Retype every entry exactly, character for character.

begin Rows

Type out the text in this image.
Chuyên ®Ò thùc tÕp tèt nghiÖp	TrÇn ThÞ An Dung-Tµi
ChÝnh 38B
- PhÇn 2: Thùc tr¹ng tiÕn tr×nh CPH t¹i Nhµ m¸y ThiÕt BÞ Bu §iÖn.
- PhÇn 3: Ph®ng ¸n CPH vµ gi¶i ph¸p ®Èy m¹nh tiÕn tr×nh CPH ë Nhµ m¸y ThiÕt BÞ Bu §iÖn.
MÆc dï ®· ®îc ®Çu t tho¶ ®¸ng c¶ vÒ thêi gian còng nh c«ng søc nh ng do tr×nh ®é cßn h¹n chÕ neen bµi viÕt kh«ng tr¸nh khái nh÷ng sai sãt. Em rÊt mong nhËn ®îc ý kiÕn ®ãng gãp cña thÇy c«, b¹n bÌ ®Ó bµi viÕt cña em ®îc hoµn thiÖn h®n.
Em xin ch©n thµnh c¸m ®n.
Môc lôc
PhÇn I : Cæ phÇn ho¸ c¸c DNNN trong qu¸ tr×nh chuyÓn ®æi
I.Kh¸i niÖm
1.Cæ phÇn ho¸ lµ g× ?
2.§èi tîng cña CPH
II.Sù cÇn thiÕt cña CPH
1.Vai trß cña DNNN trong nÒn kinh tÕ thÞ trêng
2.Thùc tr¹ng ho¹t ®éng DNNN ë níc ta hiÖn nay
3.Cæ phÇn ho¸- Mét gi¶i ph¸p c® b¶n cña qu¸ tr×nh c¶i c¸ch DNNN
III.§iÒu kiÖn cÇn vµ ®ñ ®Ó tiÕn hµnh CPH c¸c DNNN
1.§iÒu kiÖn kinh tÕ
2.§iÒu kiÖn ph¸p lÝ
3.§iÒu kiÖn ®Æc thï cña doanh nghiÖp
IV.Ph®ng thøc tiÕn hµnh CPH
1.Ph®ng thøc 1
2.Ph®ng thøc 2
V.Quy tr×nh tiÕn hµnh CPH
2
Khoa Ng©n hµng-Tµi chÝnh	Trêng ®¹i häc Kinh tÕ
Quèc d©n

end Rows

> [Response to the task]:
Type out the text in this image.
Chuyên ®Ò thùc tÕp tèt nghiÖp	TrÇn ThÞ An Dung-Tµi
ChÝnh 38B
- PhÇn 2: Thùc tr¹ng tiÕn tr×nh CPH t¹i Nhµ m¸y ThiÕt BÞ Bu §iÖn.
- PhÇn 3: Ph®ng ¸n CPH vµ gi¶i ph¸p ®Èy m¹nh tiÕn tr×nh CPH ë Nhµ m¸y ThiÕt BÞ Bu §iÖn.
MÆc dï ®· ®îc ®Çu t tho¶ ®¸ng c¶ vÒ thêi gian còng nh c«ng søc nh ng do tr×nh ®é cßn h¹n chÕ neen bµi viÕt kh«ng tr¸nh khái nh÷ng sai sãt. Em rÊt mong nhËn ®îc ý kiÕn ®ãng gãp cña thÇy c«, b¹n bÌ ®Ó bµi viÕt cña em ®îc hoµn thiÖn h®n.
Em xin ch©n thµnh c¸m ®n.
Môc lôc
PhÇn I : Cæ phÇn ho¸ c¸c DNNN trong qu¸ tr×nh chuyÓn ®æi
I.Kh¸i niÖm
1.Cæ phÇn ho¸ lµ g× ?
2.§èi tîng cña CPH
II.Sù cÇn thiÕt cña CPH
1.Vai trß cña DNNN trong nÒn kinh tÕ thÞ trêng
2.Thùc tr¹ng ho¹t ®éng DNNN ë níc ta hiÖn nay
3.Cæ phÇn ho¸- Mét gi¶i ph¸p c® b¶n cña qu¸ tr×nh c¶i c¸ch DNNN
III.§iÒu kiÖn cÇn vµ ®ñ ®Ó tiÕn hµnh CPH c¸c DNNN
1.§iÒu kiÖn kinh tÕ
2.§iÒu kiÖn ph¸p lÝ
3.§iÒu kiÖn ®Æc thï cña doanh nghiÖp
IV.Ph®ng thøc tiÕn hµnh CPH
1.Ph®ng thøc 1
2.Ph®ng thøc 2
V.Quy tr×nh tiÕn hµnh CPH
2
Khoa Ng©n hµng-Tµi chÝnh	Trêng ®¹i häc Kinh tÕ
Quèc d©n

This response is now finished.